_Short task_
Reproduce all lines of the listing below in which the word "axes" occurs.

■ ■ ■

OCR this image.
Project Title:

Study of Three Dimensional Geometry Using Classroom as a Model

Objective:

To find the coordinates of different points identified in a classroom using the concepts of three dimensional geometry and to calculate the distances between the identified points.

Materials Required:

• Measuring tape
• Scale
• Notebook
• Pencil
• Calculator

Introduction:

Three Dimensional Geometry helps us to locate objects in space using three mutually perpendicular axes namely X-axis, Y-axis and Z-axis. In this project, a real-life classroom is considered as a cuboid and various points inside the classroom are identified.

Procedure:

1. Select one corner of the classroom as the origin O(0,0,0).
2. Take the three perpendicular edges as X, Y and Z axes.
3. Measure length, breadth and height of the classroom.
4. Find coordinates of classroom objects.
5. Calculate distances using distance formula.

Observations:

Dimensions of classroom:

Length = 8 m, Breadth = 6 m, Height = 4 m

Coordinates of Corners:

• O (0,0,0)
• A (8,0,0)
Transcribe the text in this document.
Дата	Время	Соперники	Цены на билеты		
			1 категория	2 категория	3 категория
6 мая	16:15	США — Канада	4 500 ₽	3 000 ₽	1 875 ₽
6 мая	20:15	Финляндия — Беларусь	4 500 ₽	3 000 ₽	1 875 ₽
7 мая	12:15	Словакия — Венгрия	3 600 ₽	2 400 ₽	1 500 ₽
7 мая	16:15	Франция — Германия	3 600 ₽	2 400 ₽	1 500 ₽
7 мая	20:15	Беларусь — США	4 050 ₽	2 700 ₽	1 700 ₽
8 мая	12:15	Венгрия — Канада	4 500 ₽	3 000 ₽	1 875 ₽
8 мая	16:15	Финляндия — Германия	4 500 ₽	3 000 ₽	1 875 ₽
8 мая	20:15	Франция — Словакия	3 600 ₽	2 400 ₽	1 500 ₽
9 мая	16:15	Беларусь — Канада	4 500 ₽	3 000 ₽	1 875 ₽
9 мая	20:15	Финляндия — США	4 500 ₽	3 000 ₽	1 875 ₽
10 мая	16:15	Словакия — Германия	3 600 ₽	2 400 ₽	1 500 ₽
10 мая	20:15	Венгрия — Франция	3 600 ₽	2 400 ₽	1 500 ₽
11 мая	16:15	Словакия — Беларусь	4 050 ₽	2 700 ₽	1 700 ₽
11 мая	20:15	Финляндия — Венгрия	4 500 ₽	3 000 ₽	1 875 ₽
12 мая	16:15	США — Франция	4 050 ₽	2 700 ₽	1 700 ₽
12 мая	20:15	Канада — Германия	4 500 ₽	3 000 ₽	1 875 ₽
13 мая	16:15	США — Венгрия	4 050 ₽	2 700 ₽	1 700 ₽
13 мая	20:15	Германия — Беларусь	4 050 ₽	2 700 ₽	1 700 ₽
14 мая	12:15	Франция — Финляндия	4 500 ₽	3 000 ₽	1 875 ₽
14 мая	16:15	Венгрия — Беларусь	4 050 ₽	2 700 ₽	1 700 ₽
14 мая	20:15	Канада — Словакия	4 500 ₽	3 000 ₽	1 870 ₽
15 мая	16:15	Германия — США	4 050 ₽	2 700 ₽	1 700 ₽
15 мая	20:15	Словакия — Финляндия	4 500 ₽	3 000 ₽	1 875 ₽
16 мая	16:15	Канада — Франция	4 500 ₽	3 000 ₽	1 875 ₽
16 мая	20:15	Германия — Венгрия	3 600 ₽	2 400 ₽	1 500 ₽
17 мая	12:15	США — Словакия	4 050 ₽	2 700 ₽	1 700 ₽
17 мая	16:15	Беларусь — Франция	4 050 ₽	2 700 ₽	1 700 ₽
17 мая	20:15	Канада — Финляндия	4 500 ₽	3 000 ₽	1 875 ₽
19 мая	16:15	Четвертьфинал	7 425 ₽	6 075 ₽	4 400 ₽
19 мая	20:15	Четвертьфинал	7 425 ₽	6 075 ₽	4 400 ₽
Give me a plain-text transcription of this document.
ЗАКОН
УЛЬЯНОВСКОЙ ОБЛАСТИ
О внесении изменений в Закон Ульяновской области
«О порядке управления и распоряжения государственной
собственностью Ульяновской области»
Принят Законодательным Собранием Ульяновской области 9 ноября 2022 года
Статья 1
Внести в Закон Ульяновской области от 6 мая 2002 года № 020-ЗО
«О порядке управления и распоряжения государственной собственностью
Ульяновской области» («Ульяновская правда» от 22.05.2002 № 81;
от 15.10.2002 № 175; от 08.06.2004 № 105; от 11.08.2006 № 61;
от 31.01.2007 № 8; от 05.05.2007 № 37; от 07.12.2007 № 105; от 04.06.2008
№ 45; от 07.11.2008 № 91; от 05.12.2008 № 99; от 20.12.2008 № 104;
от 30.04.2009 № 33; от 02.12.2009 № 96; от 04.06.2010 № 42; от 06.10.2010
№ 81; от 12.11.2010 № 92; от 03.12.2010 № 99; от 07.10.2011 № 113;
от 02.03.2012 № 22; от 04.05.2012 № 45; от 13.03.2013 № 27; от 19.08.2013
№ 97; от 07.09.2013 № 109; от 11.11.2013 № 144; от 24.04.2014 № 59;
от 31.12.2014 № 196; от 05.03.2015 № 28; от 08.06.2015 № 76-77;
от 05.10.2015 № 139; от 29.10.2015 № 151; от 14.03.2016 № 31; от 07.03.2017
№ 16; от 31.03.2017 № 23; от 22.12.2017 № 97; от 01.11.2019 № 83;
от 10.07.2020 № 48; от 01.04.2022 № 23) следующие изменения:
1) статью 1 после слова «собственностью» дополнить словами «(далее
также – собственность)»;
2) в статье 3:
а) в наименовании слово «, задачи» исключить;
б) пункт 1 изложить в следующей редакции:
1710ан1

■ ■ ■

_Task output_
Three Dimensional Geometry helps us to locate objects in space using three mutually perpendicular axes namely X-axis, Y-axis and Z-axis. In this project, a real-life classroom is considered as a cuboid and various points inside the classroom are identified.
2. Take the three perpendicular edges as X, Y and Z axes.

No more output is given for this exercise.